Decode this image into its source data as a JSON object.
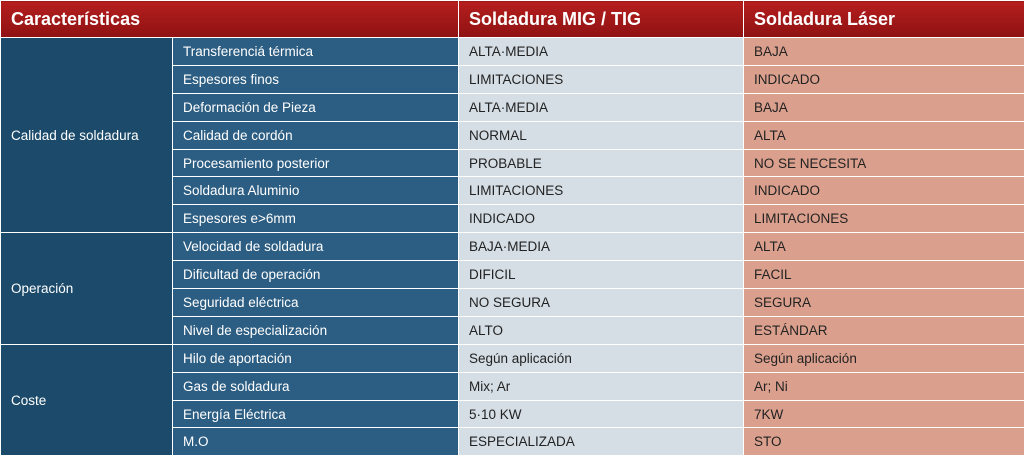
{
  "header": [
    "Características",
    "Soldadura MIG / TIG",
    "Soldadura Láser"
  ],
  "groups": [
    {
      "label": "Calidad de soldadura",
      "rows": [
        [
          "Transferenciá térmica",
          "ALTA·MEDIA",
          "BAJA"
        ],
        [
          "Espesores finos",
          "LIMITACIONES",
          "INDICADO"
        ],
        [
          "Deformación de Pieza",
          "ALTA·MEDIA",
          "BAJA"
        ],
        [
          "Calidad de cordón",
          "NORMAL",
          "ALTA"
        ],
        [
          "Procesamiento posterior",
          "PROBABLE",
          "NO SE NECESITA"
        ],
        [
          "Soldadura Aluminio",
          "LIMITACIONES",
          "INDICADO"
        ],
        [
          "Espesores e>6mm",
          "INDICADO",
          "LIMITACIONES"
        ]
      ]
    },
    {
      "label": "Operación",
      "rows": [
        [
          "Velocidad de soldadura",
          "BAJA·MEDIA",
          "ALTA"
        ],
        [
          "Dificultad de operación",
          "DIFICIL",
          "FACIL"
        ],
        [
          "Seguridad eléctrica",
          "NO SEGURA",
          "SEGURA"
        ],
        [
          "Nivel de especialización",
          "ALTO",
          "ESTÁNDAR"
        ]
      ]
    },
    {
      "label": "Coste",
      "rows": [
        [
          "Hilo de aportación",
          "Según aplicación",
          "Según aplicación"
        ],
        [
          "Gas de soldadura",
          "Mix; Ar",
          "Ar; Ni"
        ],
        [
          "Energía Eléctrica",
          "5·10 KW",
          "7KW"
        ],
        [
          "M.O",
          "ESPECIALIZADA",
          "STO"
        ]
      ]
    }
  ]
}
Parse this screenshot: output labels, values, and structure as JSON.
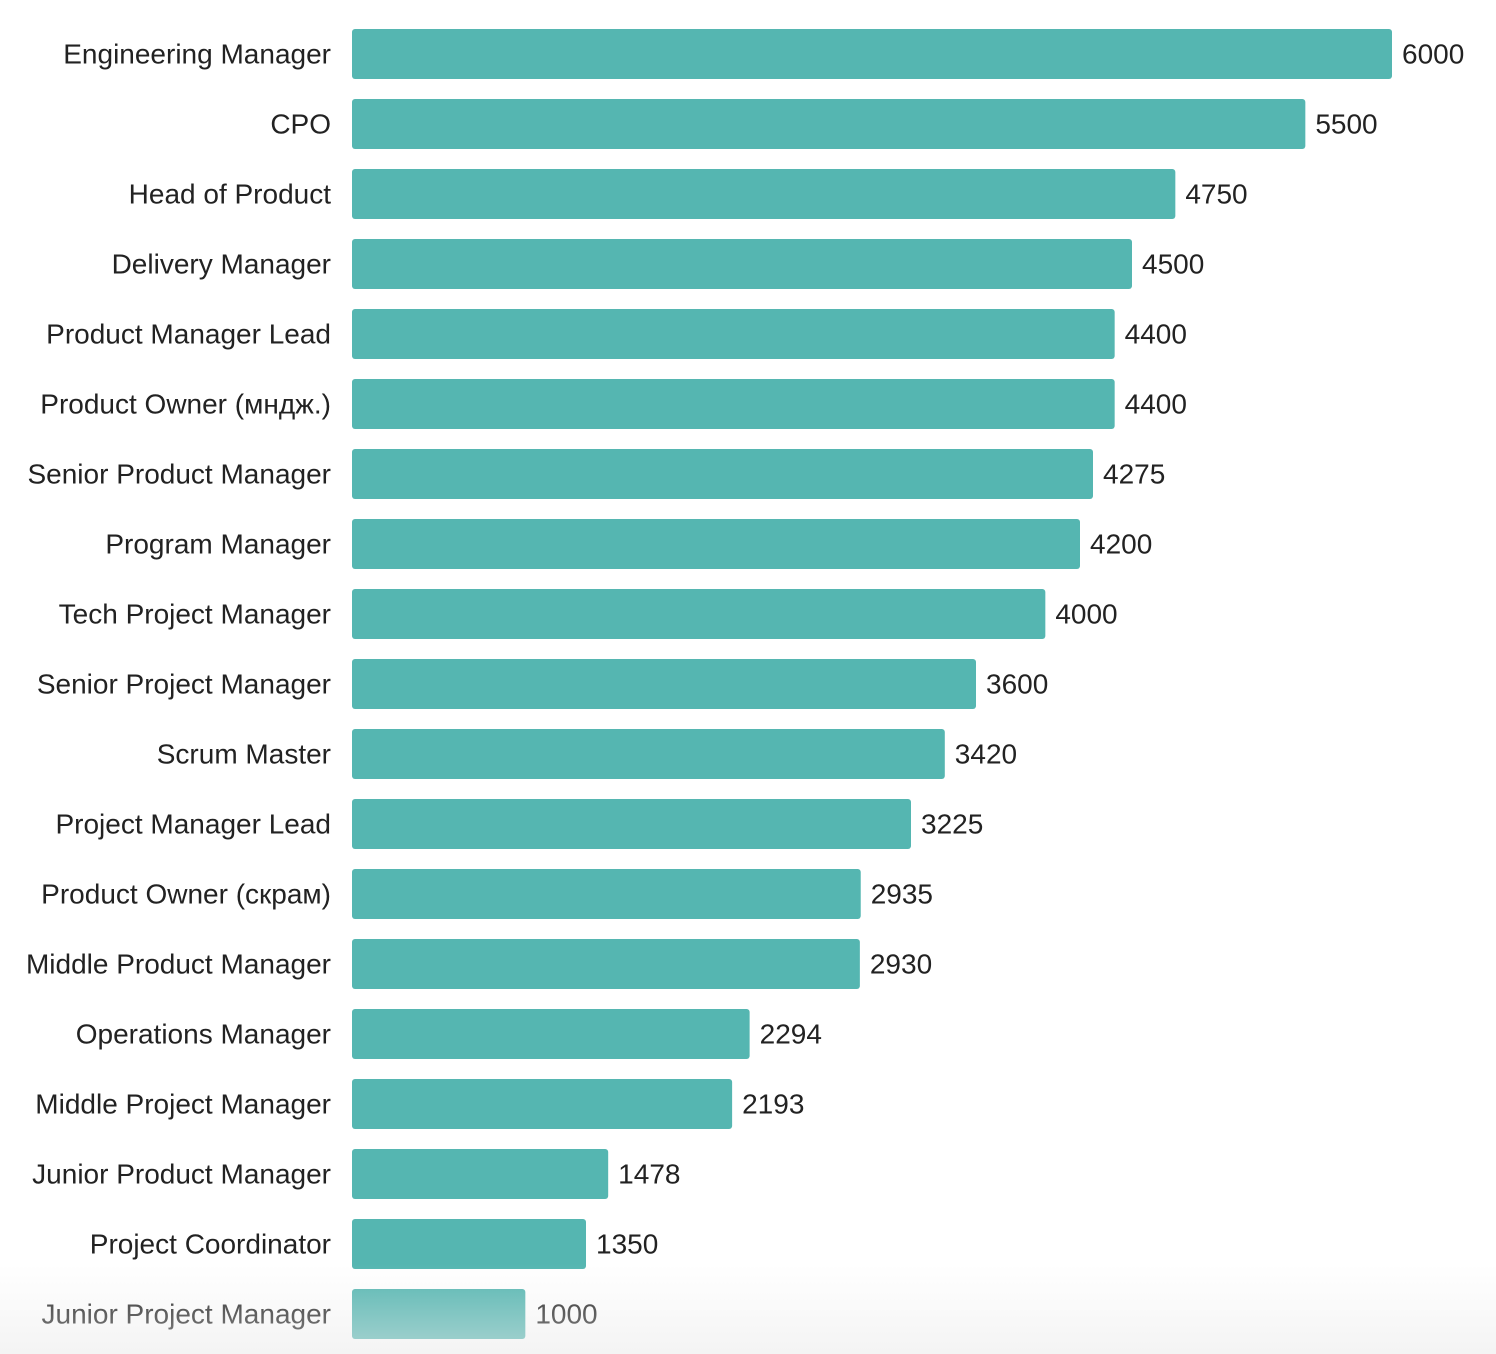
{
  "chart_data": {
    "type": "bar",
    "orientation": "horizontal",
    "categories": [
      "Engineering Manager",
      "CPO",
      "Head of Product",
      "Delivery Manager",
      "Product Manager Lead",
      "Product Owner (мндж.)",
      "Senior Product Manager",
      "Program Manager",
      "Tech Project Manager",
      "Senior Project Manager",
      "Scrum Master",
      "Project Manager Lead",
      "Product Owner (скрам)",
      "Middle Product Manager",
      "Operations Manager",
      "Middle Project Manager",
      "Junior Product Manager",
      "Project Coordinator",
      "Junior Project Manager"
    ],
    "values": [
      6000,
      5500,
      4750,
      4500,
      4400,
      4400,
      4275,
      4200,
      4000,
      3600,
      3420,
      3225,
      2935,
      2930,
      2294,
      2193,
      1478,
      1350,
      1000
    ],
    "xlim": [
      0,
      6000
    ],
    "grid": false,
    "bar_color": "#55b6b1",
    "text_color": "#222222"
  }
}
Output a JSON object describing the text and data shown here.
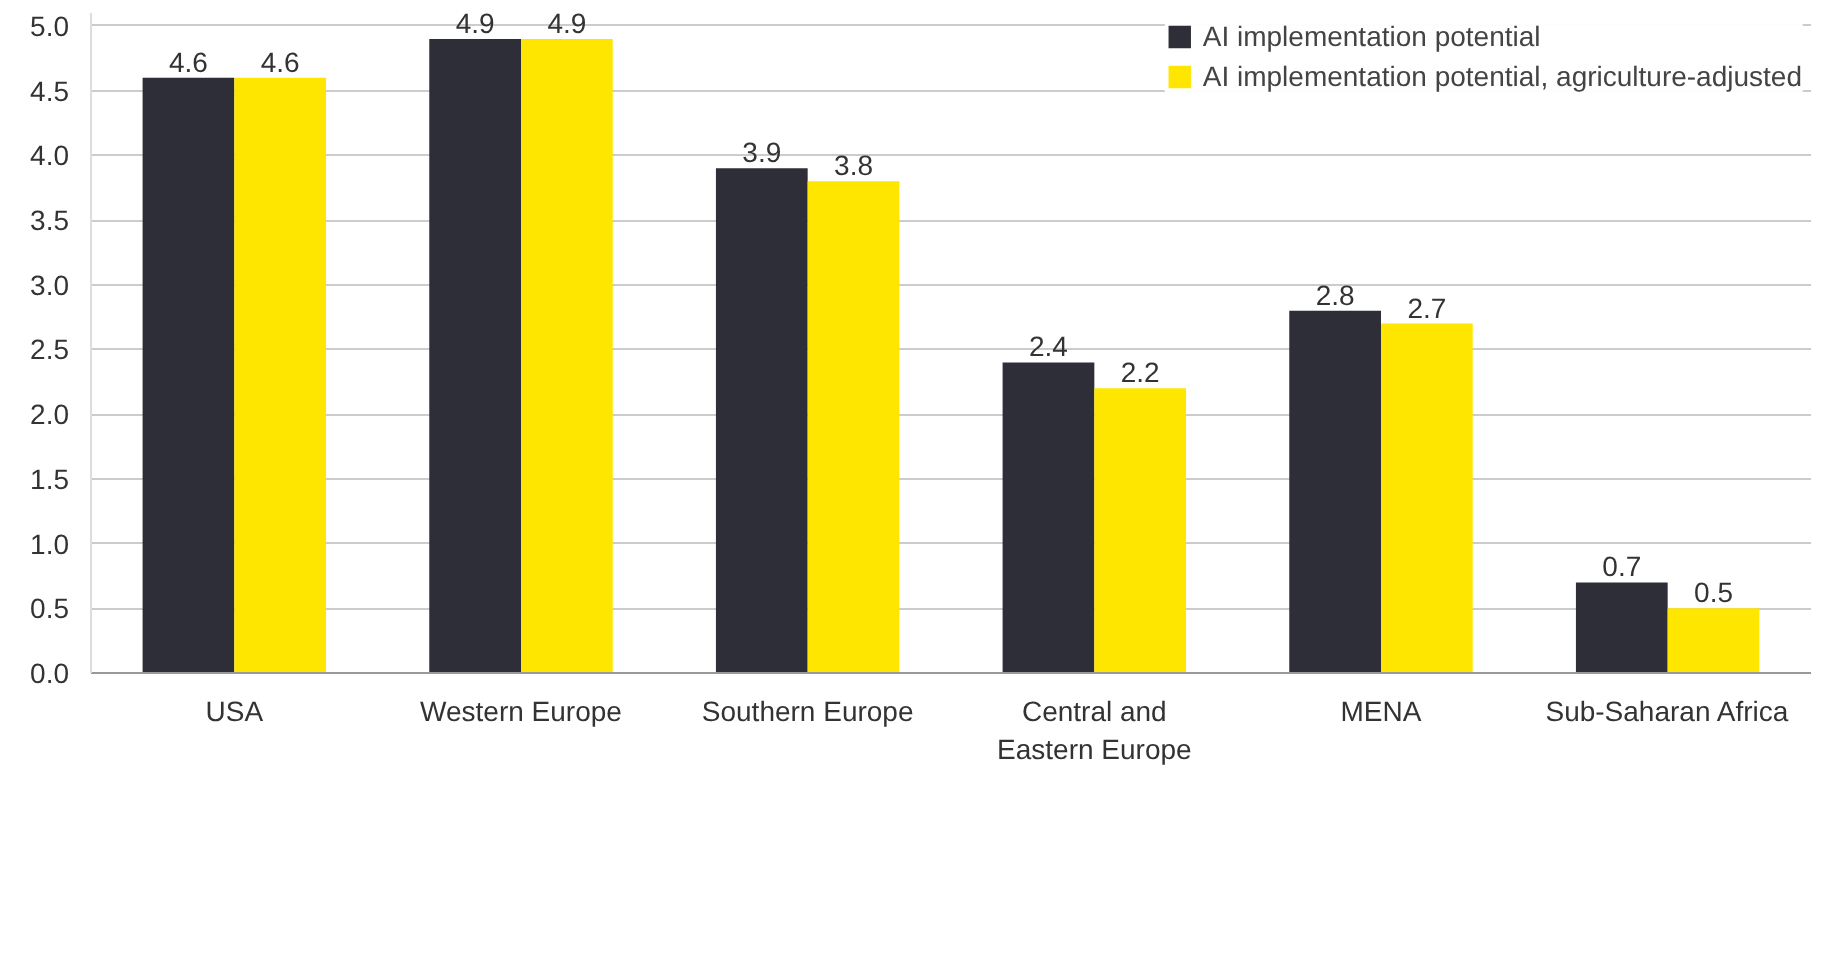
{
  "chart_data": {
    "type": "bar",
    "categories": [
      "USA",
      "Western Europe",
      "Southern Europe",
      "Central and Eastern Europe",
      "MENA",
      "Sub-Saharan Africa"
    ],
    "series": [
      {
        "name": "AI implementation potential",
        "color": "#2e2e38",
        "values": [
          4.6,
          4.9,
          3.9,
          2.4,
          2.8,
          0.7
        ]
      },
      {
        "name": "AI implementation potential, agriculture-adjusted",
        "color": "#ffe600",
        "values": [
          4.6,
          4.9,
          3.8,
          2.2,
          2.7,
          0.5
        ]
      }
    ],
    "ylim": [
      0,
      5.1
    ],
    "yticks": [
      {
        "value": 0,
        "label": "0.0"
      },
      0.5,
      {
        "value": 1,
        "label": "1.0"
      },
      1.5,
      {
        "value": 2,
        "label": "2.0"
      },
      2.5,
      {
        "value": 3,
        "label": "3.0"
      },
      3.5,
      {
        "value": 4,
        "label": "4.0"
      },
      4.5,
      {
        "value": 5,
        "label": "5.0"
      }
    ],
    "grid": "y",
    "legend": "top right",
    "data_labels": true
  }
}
────────────────────
● EXERCISE DETAILS:
From the entries, report each line that includes the word "implementation".

● IN RESPONSE:
        "name": "AI implementation potential",
        "name": "AI implementation potential, agriculture-adjusted",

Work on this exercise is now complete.